(Task instructions)
State how many lines of the entries include the string "Conditoreien", please, leaving out everything but the number.

(Material for the task)
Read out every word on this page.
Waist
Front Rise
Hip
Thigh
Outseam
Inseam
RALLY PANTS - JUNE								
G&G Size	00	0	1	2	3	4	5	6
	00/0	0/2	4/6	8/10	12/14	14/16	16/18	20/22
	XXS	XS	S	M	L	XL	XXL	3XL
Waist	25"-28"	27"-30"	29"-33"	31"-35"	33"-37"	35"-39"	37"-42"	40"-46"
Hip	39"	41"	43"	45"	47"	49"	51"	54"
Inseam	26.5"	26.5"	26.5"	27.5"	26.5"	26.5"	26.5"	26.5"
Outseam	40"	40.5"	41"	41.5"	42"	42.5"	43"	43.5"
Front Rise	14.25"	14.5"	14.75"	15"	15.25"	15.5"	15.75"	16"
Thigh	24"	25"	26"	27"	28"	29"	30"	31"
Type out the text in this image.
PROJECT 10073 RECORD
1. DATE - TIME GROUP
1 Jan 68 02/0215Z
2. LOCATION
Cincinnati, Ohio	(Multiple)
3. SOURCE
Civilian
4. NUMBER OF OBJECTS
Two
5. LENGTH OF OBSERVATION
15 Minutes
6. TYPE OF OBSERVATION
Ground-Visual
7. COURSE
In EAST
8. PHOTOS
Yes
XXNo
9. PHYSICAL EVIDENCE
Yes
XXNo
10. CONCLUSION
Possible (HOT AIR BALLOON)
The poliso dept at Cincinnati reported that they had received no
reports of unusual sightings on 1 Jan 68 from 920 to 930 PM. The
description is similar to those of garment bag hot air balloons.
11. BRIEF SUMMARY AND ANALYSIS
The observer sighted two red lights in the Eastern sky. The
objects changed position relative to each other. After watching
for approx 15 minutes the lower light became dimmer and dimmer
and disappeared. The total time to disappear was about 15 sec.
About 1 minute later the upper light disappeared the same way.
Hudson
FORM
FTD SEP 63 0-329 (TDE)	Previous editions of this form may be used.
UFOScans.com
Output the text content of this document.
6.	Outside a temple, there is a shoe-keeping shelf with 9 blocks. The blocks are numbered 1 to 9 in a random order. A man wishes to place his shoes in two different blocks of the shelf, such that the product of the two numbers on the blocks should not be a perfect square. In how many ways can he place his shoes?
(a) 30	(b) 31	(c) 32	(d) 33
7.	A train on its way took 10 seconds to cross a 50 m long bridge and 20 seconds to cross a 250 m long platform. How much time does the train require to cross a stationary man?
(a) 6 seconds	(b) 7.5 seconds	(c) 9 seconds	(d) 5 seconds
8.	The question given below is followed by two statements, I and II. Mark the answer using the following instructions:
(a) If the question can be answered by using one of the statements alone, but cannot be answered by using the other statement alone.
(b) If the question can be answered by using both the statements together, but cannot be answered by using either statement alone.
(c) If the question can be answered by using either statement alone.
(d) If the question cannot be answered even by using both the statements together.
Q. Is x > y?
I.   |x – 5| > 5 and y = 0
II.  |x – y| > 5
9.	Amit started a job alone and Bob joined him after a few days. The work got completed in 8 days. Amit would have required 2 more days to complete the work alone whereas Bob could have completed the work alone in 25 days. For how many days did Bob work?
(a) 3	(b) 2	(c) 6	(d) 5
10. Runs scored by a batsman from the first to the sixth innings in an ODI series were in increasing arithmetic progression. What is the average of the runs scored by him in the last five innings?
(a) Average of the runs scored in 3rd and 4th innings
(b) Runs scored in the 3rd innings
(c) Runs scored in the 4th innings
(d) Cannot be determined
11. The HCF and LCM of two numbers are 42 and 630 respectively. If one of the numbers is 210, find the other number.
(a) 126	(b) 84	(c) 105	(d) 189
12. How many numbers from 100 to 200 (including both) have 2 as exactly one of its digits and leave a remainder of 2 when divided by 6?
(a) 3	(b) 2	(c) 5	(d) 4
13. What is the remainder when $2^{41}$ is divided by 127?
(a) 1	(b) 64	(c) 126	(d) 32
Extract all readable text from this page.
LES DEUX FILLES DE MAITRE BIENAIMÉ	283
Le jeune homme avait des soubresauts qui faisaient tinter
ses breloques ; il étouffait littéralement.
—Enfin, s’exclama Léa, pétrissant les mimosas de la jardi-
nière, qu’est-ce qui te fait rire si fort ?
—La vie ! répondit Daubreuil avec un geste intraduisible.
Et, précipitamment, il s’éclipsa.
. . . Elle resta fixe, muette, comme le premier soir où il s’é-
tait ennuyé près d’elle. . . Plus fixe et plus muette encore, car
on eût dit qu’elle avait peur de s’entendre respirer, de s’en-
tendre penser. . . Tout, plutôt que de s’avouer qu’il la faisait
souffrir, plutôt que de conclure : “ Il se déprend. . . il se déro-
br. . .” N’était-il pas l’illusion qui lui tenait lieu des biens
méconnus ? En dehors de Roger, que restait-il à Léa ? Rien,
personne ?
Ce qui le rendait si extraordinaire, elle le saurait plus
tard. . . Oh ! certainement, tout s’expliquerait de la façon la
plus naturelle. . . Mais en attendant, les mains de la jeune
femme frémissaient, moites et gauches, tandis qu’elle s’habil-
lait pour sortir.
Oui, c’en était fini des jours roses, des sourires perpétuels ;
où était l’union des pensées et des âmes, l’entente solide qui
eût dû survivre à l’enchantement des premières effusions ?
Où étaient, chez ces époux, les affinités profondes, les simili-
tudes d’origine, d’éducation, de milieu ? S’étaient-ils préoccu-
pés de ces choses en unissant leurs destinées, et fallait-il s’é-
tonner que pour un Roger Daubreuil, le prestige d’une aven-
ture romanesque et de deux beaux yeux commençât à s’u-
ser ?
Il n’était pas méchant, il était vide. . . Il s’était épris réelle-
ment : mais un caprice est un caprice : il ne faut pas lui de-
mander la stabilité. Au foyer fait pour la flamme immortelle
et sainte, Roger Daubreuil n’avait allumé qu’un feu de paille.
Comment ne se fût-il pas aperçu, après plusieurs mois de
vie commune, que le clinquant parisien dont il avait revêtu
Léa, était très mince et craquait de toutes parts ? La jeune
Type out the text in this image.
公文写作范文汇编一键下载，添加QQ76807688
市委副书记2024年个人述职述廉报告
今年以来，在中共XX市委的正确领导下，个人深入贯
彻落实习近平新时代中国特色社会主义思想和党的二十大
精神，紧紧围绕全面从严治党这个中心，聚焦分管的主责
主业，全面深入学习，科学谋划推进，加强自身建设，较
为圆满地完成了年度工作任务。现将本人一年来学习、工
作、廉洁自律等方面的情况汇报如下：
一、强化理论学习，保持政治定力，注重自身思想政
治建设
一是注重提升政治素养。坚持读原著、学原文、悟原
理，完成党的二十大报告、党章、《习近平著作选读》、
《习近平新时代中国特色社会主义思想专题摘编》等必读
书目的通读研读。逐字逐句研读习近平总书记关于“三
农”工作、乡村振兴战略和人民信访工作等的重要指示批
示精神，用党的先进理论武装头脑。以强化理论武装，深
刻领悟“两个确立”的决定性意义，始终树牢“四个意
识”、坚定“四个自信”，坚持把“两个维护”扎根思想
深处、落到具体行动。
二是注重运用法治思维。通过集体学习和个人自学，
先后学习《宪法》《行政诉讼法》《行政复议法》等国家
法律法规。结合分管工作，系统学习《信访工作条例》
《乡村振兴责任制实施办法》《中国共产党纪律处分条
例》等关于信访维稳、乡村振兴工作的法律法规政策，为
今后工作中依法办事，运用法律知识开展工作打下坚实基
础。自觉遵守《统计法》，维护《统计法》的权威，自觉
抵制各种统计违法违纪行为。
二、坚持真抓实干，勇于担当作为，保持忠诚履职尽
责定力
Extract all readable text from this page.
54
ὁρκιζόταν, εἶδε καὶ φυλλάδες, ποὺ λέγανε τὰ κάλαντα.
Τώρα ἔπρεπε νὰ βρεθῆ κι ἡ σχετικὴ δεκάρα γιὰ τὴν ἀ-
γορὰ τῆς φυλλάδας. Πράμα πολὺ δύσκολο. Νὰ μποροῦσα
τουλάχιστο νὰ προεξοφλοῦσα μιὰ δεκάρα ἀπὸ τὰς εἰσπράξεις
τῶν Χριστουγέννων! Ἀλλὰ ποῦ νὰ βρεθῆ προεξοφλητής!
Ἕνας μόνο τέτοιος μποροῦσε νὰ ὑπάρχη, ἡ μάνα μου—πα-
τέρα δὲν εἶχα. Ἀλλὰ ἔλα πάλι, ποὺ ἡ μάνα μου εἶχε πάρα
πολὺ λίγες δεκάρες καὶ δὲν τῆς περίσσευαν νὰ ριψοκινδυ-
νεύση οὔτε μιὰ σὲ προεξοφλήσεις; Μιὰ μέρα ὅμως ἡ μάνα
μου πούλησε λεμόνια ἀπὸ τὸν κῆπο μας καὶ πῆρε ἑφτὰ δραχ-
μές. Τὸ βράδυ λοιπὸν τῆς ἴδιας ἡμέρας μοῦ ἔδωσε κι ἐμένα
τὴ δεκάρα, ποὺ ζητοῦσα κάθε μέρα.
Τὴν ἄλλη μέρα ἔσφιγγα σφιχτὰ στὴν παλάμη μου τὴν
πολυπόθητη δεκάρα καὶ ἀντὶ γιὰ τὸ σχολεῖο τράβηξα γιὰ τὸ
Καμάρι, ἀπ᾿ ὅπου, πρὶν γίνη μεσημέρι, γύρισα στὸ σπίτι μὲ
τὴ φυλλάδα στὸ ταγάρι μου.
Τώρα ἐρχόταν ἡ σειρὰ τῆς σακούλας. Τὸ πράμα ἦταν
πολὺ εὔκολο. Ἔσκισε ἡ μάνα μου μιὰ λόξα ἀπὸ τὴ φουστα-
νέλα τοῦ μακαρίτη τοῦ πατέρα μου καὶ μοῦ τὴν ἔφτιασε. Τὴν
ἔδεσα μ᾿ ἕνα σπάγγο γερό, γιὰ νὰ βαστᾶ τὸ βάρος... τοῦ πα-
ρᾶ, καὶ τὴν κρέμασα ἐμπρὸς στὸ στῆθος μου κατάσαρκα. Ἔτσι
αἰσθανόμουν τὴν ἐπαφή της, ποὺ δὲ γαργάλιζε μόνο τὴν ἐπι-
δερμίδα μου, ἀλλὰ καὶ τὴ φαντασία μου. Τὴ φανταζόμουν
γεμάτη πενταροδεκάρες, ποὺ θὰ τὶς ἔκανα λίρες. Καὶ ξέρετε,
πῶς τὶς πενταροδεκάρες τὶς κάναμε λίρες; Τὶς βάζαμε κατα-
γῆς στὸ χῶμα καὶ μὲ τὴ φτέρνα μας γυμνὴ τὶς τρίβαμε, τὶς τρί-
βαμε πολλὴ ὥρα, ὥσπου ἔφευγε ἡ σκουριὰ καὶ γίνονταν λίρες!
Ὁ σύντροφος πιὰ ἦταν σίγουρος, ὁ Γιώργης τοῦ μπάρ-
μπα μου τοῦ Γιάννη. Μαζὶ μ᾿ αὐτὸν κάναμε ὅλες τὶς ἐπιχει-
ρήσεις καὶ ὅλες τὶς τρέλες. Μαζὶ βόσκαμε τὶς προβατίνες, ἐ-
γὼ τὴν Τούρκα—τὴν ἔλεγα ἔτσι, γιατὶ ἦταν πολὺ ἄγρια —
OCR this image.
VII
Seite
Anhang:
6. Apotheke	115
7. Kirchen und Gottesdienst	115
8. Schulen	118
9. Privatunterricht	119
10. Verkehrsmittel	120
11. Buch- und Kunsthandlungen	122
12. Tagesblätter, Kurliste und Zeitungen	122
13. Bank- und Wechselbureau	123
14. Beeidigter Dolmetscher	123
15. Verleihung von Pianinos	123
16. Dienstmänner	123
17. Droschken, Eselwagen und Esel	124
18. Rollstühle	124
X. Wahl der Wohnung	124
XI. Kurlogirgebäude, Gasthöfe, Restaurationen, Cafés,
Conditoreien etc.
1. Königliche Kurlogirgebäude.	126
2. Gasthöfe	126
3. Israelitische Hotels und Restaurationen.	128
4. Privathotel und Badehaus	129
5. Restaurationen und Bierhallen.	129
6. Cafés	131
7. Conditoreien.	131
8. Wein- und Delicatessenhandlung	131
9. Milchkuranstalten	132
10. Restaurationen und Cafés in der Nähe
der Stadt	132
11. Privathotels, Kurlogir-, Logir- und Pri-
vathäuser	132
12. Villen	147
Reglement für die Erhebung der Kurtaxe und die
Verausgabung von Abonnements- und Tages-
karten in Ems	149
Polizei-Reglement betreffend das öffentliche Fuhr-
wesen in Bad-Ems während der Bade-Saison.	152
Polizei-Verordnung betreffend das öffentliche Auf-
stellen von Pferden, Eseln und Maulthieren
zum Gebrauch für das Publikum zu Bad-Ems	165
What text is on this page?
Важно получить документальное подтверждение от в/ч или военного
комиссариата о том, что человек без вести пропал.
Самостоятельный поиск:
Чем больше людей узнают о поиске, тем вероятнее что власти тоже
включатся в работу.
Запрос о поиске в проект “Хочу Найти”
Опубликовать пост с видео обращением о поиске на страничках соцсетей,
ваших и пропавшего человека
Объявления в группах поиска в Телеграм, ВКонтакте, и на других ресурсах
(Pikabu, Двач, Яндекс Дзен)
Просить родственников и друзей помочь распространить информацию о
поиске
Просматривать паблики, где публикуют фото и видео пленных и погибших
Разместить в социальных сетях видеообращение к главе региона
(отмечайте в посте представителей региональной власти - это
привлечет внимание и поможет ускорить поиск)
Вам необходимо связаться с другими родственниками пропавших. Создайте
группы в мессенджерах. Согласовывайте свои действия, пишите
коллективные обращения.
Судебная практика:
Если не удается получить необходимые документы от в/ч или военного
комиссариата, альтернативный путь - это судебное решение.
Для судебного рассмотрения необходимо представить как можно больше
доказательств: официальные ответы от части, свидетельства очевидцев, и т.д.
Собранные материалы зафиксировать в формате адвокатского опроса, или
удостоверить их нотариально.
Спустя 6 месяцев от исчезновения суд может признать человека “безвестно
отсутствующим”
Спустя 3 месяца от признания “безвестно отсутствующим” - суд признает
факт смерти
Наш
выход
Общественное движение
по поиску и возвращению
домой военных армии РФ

(Output below)
2